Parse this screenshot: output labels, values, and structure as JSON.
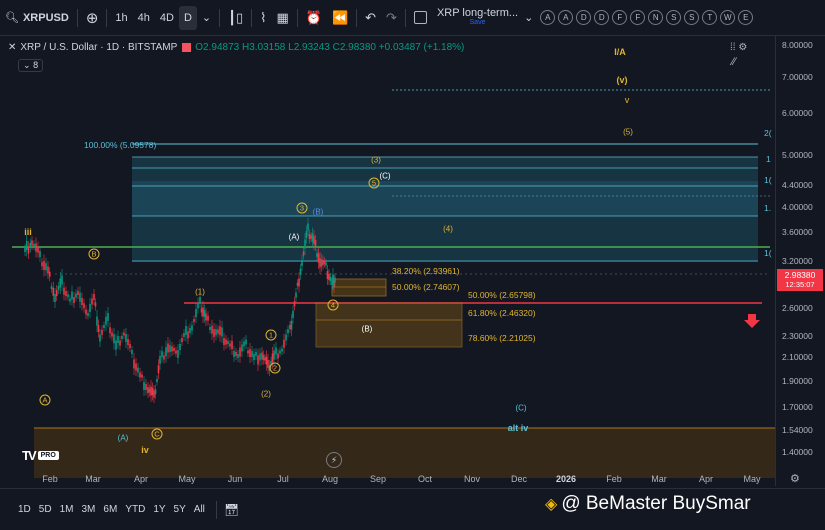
{
  "topbar": {
    "symbol": "XRPUSD",
    "intervals": [
      "1h",
      "4h",
      "4D",
      "D"
    ],
    "active_interval": "D",
    "layout_name": "XRP long-term...",
    "layout_sub": "Save",
    "circles": [
      "A",
      "A",
      "D",
      "D",
      "F",
      "F",
      "N",
      "S",
      "S",
      "T",
      "W",
      "E"
    ]
  },
  "legend": {
    "title": "XRP / U.S. Dollar · 1D · BITSTAMP",
    "ohlc": "O2.94873 H3.03158 L2.93243 C2.98380 +0.03487 (+1.18%)",
    "indicators_count": "8"
  },
  "axis": {
    "labels": [
      "8.00000",
      "7.00000",
      "6.00000",
      "5.00000",
      "4.40000",
      "4.00000",
      "3.60000",
      "3.20000",
      "2.60000",
      "2.30000",
      "2.10000",
      "1.90000",
      "1.70000",
      "1.54000",
      "1.40000"
    ],
    "current_price": "2.98380",
    "countdown": "12:35:07"
  },
  "x_labels": [
    "Feb",
    "Mar",
    "Apr",
    "May",
    "Jun",
    "Jul",
    "Aug",
    "Sep",
    "Oct",
    "Nov",
    "Dec",
    "2026",
    "Feb",
    "Mar",
    "Apr",
    "May"
  ],
  "fib": {
    "top": "100.00% (5.09578)",
    "l1": "38.20% (2.93961)",
    "l2": "50.00% (2.74607)",
    "r1": "50.00% (2.65798)",
    "r2": "61.80% (2.46320)",
    "r3": "78.60% (2.21025)"
  },
  "waves": {
    "iii": "iii",
    "iv": "iv",
    "alt_iv": "alt iv",
    "IA": "I/A",
    "v_big": "(v)",
    "v_small": "v",
    "w5": "(5)",
    "w3": "(3)",
    "w4": "(4)",
    "wC_top": "(C)",
    "wA": "(A)",
    "wB_top": "(B)",
    "wB_box": "(B)",
    "w1": "(1)",
    "w2": "(2)",
    "wC_bottom": "(C)",
    "wA_bottom": "(A)",
    "c1": "1",
    "c2": "2",
    "c3": "3",
    "c4": "4",
    "c5": "5",
    "cA": "A",
    "cB": "B",
    "cC": "C"
  },
  "right_edge": [
    "2(",
    "1",
    "1(",
    "1.",
    "1("
  ],
  "bottombar": {
    "ranges": [
      "1D",
      "5D",
      "1M",
      "3M",
      "6M",
      "YTD",
      "1Y",
      "5Y",
      "All"
    ],
    "watermark": "@ BeMaster BuySmar"
  },
  "logo": "PRO",
  "colors": {
    "up": "#089981",
    "down": "#f23645",
    "gold": "#e0b430",
    "green": "#4caf50",
    "teal": "#1c6e7f"
  }
}
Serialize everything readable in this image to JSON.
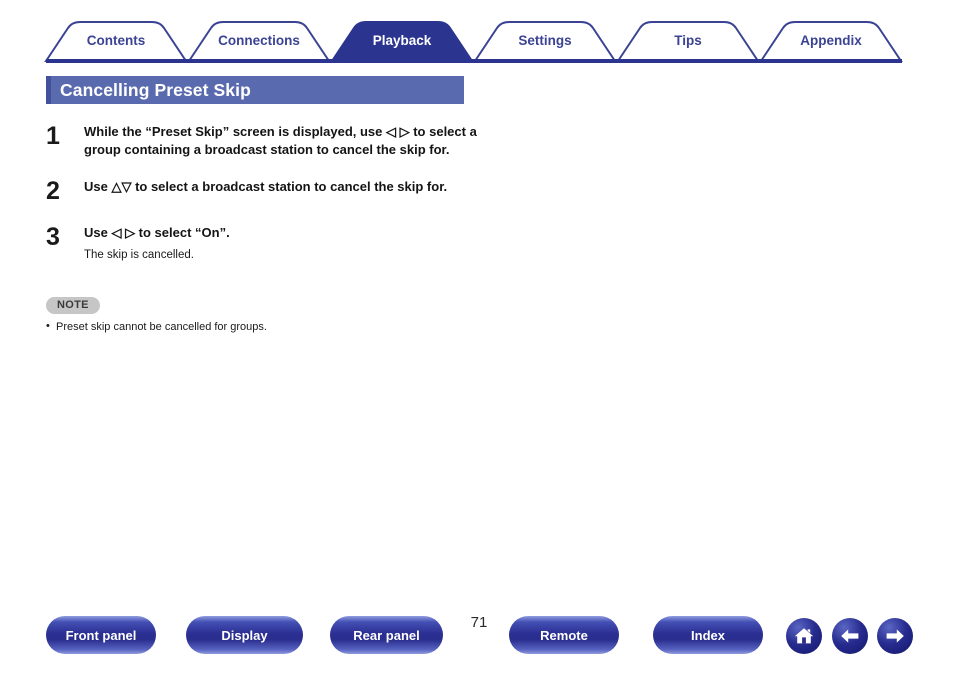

● Set task
Omit every picture, and otherwise quote the entries exactly.

● Task response
Parse this screenshot: output labels, values, and structure as JSON.
{
  "topbar": {
    "symbol": "XRPUSD",
    "intervals": [
      "1h",
      "4h",
      "4D",
      "D"
    ],
    "active_interval": "D",
    "layout_name": "XRP long-term...",
    "layout_sub": "Save",
    "circles": [
      "A",
      "A",
      "D",
      "D",
      "F",
      "F",
      "N",
      "S",
      "S",
      "T",
      "W",
      "E"
    ]
  },
  "legend": {
    "title": "XRP / U.S. Dollar · 1D · BITSTAMP",
    "ohlc": "O2.94873 H3.03158 L2.93243 C2.98380 +0.03487 (+1.18%)",
    "indicators_count": "8"
  },
  "axis": {
    "labels": [
      "8.00000",
      "7.00000",
      "6.00000",
      "5.00000",
      "4.40000",
      "4.00000",
      "3.60000",
      "3.20000",
      "2.60000",
      "2.30000",
      "2.10000",
      "1.90000",
      "1.70000",
      "1.54000",
      "1.40000"
    ],
    "current_price": "2.98380",
    "countdown": "12:35:07"
  },
  "x_labels": [
    "Feb",
    "Mar",
    "Apr",
    "May",
    "Jun",
    "Jul",
    "Aug",
    "Sep",
    "Oct",
    "Nov",
    "Dec",
    "2026",
    "Feb",
    "Mar",
    "Apr",
    "May"
  ],
  "fib": {
    "top": "100.00% (5.09578)",
    "l1": "38.20% (2.93961)",
    "l2": "50.00% (2.74607)",
    "r1": "50.00% (2.65798)",
    "r2": "61.80% (2.46320)",
    "r3": "78.60% (2.21025)"
  },
  "waves": {
    "iii": "iii",
    "iv": "iv",
    "alt_iv": "alt iv",
    "IA": "I/A",
    "v_big": "(v)",
    "v_small": "v",
    "w5": "(5)",
    "w3": "(3)",
    "w4": "(4)",
    "wC_top": "(C)",
    "wA": "(A)",
    "wB_top": "(B)",
    "wB_box": "(B)",
    "w1": "(1)",
    "w2": "(2)",
    "wC_bottom": "(C)",
    "wA_bottom": "(A)",
    "c1": "1",
    "c2": "2",
    "c3": "3",
    "c4": "4",
    "c5": "5",
    "cA": "A",
    "cB": "B",
    "cC": "C"
  },
  "right_edge": [
    "2(",
    "1",
    "1(",
    "1.",
    "1("
  ],
  "bottombar": {
    "ranges": [
      "1D",
      "5D",
      "1M",
      "3M",
      "6M",
      "YTD",
      "1Y",
      "5Y",
      "All"
    ],
    "watermark": "@ BeMaster BuySmar"
  },
  "logo": "PRO",
  "colors": {
    "up": "#089981",
    "down": "#f23645",
    "gold": "#e0b430",
    "green": "#4caf50",
    "teal": "#1c6e7f"
  }
}
Serialize everything readable in this image to JSON.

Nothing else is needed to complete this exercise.